Figure dataset records:
>>>
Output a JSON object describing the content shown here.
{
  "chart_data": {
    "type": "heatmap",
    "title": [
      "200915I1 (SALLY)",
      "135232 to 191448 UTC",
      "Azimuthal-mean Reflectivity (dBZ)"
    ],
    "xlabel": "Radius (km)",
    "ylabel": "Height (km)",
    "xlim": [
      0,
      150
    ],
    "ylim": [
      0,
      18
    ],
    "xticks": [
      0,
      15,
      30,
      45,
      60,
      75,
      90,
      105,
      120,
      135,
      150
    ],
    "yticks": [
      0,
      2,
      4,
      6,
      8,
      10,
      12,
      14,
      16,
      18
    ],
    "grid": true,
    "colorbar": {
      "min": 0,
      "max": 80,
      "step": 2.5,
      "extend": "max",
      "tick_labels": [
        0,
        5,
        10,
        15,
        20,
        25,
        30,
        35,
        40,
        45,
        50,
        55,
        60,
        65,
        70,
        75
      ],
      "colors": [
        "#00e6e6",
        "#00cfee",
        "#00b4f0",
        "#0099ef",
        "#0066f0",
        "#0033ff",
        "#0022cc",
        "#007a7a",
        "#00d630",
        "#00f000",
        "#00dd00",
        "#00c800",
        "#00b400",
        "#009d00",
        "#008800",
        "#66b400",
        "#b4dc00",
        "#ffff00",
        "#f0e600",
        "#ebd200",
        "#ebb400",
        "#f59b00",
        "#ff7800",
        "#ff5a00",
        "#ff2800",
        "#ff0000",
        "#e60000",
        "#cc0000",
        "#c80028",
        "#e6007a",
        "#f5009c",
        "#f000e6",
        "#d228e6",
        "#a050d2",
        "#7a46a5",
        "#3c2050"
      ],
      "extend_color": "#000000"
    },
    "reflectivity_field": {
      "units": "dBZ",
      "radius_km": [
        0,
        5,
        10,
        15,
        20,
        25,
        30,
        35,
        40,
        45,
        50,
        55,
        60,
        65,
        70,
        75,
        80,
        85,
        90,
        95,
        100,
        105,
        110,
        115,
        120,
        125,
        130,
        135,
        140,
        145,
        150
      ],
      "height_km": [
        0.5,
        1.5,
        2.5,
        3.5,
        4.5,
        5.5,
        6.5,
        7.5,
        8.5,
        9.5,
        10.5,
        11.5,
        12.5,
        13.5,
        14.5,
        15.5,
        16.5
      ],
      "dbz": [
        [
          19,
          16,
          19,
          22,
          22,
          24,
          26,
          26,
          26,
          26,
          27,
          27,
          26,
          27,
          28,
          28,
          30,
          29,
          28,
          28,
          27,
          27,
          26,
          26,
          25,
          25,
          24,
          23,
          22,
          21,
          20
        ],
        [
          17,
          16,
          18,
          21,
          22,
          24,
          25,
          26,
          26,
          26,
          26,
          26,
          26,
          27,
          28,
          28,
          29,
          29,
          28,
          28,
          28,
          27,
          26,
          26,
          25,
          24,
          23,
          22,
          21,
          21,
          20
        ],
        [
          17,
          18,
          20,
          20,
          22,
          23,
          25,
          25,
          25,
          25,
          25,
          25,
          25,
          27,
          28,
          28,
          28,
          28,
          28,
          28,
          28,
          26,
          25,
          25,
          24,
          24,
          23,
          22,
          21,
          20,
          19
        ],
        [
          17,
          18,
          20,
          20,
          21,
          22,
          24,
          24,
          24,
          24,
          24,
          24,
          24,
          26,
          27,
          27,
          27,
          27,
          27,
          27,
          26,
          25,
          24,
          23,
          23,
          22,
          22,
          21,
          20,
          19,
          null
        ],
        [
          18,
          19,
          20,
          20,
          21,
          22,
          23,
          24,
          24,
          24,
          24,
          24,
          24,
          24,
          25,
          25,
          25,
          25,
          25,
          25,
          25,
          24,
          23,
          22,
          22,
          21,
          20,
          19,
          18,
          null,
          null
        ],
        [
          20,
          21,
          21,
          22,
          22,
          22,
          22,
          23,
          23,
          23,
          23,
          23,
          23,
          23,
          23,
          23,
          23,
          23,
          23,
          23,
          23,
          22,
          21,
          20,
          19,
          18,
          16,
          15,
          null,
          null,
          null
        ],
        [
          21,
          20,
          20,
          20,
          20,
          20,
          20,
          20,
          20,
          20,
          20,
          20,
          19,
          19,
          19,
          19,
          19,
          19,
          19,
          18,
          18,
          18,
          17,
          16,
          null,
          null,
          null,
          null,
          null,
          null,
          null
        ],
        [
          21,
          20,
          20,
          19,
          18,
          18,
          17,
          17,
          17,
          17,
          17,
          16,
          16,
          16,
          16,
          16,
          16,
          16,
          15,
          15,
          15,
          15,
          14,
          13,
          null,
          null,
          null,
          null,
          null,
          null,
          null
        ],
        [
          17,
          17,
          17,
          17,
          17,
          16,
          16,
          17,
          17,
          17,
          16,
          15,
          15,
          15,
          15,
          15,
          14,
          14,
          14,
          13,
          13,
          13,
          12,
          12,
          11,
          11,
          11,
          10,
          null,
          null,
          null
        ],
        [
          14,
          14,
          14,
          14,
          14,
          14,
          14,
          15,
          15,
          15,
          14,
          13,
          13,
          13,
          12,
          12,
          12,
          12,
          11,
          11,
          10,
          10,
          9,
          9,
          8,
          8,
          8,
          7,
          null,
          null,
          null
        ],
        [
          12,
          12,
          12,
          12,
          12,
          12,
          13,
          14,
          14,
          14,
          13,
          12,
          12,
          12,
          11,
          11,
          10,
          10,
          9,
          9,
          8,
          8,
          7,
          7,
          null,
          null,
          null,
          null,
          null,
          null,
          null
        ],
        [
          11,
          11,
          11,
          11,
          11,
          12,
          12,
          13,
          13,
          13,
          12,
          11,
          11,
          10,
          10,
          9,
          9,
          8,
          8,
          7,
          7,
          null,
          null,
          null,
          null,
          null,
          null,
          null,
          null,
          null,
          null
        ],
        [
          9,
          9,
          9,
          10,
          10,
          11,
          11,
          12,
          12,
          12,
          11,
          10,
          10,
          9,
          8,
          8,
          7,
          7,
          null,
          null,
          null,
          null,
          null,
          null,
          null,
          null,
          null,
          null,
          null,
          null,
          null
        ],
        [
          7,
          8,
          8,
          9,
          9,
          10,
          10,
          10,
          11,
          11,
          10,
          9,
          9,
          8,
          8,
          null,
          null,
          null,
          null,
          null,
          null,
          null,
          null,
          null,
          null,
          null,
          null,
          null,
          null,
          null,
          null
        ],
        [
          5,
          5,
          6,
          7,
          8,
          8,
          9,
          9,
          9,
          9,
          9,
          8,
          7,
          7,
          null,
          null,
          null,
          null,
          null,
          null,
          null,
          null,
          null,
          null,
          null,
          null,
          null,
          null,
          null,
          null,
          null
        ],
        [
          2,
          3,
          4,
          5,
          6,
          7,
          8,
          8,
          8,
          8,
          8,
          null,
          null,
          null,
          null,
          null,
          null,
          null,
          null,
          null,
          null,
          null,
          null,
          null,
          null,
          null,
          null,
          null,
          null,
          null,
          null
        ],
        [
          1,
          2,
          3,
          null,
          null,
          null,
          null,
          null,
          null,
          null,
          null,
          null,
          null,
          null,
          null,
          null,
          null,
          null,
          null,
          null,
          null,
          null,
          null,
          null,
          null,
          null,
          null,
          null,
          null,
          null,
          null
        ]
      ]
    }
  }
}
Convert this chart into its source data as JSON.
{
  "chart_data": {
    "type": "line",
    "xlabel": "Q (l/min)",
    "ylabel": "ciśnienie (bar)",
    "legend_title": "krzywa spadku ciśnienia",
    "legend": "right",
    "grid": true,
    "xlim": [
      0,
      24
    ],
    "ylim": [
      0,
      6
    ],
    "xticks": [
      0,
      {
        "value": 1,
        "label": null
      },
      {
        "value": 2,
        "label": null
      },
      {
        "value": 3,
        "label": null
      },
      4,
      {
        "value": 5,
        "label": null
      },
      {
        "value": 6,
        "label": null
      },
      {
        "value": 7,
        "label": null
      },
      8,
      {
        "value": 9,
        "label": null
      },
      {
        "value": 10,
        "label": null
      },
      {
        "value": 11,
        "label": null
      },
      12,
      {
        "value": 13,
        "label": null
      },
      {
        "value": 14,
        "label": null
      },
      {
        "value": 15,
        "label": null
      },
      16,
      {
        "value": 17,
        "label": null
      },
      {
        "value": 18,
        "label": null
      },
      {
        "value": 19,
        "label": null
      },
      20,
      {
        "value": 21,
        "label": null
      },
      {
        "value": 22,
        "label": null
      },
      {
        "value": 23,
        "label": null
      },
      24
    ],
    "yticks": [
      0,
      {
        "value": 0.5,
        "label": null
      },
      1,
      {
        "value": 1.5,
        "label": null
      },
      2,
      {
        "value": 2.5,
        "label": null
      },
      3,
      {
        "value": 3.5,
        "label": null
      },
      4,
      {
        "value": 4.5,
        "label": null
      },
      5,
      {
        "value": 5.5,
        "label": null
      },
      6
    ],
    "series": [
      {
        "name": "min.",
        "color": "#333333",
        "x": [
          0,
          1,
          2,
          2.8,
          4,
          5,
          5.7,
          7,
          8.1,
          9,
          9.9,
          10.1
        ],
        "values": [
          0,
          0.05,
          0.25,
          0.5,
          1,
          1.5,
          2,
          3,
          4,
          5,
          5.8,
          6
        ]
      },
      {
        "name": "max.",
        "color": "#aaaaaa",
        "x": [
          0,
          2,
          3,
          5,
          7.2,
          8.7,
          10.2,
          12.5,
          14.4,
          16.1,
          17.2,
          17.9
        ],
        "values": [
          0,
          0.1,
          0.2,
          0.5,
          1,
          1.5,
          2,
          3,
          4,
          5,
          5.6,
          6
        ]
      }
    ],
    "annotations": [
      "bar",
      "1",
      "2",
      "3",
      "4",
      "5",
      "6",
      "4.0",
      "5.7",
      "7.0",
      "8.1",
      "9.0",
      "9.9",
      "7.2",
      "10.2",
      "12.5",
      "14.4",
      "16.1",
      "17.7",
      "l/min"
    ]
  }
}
<<<
TASK TO CARRY OUT: The records are above. How many lines in them contain the word "JSON"? Give the number alone.

RESPONSE TO THIS TASK: 2